- [Exercise] Count how many lines in the material below hold the word "color"; the reply is that number alone.

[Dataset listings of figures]
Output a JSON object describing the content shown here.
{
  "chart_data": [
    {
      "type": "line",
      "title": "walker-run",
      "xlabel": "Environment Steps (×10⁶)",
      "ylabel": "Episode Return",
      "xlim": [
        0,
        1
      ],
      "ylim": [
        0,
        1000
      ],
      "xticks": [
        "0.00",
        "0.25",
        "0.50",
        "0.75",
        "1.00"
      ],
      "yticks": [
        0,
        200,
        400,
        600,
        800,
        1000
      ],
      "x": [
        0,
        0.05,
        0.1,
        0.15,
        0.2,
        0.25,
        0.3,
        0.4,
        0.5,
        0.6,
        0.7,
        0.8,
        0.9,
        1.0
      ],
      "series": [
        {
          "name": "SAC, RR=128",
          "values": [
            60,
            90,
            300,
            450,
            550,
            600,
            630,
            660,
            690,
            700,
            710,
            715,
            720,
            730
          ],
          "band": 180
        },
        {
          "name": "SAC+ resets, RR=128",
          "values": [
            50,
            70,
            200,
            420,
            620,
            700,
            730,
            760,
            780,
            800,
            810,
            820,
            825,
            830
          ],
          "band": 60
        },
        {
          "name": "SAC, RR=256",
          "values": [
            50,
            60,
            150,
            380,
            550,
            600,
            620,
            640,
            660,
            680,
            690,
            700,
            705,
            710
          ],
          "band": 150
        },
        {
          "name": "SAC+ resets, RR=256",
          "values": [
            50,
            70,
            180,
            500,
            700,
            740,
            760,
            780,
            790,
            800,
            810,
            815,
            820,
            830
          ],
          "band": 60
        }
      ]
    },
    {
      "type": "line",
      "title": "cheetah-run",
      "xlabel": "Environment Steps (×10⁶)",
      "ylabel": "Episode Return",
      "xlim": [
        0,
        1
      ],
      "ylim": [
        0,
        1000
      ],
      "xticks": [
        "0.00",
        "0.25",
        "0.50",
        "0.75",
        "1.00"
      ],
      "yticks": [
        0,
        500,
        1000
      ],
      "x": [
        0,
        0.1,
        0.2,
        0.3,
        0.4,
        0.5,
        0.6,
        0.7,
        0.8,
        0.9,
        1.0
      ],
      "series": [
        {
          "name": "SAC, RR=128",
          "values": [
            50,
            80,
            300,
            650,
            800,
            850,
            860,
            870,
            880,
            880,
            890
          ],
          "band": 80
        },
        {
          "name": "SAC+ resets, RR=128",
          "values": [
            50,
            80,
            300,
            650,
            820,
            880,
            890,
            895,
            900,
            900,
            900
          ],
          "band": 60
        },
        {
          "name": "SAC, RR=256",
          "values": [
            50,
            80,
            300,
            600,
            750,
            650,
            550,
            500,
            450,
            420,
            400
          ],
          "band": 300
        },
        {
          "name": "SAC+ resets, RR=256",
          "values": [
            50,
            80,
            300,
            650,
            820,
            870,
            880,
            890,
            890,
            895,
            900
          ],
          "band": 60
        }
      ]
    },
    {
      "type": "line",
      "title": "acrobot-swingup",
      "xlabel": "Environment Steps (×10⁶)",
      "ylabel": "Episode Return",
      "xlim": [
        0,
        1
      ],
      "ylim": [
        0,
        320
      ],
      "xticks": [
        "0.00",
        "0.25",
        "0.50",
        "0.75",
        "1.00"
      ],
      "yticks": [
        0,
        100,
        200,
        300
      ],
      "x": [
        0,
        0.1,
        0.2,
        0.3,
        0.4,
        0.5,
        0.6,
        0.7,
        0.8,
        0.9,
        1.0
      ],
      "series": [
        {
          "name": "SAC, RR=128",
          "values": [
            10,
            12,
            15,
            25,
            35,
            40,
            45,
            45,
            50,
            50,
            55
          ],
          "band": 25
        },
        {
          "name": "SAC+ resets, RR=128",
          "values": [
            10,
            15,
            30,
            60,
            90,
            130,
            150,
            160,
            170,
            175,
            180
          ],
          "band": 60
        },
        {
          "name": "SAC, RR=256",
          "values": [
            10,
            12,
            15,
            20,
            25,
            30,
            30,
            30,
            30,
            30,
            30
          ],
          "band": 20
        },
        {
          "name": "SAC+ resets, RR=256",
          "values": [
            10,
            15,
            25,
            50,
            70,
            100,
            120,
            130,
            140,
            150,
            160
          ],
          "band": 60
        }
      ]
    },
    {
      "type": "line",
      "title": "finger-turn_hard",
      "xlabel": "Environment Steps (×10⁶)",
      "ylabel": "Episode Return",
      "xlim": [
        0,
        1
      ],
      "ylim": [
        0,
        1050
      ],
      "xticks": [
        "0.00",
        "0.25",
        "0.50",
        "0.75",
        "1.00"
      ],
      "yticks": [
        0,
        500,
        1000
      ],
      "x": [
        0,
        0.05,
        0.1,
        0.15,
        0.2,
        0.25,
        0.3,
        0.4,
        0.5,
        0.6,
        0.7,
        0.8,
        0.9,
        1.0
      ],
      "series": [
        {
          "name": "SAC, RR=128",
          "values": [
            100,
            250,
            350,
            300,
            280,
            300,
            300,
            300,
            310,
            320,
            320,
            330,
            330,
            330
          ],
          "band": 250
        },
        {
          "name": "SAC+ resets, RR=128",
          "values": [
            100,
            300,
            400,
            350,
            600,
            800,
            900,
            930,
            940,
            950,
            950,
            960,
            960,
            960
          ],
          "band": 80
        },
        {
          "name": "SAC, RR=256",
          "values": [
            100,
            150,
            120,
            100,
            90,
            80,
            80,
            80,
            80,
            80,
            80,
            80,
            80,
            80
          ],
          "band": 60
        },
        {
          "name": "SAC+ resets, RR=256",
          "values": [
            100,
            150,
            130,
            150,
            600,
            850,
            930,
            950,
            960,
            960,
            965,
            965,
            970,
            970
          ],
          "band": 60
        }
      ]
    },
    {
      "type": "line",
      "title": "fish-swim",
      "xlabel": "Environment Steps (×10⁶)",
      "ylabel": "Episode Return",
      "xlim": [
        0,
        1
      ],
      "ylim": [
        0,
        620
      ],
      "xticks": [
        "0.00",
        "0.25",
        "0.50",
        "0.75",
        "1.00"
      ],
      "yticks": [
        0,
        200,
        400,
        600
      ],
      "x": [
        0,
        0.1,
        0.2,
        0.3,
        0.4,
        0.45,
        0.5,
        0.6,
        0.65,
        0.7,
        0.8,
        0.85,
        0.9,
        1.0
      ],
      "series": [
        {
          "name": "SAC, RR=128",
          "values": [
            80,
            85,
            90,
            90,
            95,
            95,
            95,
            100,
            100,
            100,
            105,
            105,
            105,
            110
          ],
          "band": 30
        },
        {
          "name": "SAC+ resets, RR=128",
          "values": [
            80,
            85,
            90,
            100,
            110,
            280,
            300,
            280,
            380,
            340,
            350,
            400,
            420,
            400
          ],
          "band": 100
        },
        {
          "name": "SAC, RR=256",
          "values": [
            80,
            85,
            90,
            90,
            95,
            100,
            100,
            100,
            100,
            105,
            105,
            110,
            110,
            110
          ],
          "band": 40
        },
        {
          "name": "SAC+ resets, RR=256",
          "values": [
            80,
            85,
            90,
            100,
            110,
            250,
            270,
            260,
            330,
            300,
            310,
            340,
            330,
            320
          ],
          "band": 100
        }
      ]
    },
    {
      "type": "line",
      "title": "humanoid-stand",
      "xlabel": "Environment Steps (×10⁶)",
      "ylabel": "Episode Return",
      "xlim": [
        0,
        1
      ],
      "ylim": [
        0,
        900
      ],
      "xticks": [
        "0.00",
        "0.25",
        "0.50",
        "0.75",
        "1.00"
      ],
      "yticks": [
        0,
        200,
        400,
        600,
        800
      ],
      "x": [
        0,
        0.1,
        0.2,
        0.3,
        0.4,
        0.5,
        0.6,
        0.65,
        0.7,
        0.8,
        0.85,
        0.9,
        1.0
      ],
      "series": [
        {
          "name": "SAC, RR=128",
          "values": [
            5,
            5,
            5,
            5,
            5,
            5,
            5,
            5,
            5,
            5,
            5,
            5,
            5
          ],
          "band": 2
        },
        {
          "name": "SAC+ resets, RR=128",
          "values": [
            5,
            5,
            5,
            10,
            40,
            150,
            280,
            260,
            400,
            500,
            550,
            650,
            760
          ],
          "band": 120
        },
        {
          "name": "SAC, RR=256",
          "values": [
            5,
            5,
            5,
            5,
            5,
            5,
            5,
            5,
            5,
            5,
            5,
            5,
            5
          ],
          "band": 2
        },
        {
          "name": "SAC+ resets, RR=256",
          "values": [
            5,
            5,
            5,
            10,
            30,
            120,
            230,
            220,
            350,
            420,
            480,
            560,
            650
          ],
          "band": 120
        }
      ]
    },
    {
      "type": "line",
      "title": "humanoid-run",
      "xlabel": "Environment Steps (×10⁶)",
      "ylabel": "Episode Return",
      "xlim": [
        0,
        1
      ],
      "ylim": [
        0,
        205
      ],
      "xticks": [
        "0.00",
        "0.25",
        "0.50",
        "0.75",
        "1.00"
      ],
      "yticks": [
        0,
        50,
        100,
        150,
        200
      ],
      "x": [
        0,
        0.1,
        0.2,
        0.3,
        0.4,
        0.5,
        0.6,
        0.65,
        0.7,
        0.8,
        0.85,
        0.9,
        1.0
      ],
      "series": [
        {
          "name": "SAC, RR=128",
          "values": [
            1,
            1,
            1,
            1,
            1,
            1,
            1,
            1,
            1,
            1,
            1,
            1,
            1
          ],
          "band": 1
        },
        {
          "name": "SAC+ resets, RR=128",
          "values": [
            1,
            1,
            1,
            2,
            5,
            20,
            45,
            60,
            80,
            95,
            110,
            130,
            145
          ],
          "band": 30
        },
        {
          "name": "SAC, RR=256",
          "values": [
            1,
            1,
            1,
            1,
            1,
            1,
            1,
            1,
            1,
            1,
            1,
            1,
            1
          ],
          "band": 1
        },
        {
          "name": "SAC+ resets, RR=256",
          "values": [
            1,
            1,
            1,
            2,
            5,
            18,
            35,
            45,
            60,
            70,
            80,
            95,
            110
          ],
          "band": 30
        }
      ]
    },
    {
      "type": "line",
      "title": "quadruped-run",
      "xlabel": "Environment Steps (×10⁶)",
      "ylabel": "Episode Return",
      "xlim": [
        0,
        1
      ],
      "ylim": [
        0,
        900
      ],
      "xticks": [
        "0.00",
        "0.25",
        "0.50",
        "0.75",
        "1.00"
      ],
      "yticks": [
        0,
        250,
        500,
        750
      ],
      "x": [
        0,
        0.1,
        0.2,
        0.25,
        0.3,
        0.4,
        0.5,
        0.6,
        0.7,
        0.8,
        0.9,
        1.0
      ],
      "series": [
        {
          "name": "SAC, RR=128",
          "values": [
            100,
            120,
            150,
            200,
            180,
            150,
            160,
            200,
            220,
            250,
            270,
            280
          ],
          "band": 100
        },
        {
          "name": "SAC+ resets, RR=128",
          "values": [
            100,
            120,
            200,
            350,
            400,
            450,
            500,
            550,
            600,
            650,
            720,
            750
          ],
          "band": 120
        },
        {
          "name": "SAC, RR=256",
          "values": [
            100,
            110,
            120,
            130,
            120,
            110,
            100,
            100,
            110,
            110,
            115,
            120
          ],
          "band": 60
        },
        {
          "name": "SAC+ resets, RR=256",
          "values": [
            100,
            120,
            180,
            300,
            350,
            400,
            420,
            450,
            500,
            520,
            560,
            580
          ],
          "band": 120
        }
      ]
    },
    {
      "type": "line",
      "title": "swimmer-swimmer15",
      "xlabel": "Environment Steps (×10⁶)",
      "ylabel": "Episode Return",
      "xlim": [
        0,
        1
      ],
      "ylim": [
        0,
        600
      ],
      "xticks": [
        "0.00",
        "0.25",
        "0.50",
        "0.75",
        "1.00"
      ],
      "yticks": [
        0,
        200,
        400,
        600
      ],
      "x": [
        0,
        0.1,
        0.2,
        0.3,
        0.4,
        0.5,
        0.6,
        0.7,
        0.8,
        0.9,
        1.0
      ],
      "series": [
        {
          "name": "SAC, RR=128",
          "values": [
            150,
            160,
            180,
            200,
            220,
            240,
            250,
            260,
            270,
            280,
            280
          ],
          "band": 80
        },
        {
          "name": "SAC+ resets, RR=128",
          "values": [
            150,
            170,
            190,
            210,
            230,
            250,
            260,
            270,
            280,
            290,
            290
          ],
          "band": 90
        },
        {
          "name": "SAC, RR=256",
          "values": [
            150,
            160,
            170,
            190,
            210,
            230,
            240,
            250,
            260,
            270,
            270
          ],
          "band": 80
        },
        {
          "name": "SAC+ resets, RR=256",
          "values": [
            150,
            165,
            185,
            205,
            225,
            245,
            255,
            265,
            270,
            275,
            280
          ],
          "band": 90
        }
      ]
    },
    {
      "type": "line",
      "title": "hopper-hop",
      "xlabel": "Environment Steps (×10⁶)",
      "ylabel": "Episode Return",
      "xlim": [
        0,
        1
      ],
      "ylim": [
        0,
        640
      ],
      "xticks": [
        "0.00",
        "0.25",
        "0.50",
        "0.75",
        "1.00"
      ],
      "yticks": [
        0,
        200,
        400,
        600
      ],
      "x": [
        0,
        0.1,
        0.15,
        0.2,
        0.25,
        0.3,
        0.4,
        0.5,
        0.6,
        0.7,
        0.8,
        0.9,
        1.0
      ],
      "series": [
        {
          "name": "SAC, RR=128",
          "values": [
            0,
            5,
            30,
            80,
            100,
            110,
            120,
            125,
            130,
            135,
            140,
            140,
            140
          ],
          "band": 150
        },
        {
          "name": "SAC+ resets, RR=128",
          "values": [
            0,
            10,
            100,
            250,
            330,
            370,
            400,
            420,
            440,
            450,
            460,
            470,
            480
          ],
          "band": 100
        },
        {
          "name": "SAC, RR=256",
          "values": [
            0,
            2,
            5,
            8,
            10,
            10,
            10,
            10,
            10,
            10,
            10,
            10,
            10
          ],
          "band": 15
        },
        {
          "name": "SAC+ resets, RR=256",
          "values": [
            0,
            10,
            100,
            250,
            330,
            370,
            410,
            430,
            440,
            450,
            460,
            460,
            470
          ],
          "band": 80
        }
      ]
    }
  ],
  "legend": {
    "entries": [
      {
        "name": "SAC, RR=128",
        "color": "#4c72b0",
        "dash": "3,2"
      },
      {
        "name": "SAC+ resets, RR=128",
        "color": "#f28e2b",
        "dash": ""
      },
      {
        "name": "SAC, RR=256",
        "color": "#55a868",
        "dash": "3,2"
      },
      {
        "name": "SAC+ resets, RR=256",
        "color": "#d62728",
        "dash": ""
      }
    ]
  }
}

- [Expected output] 4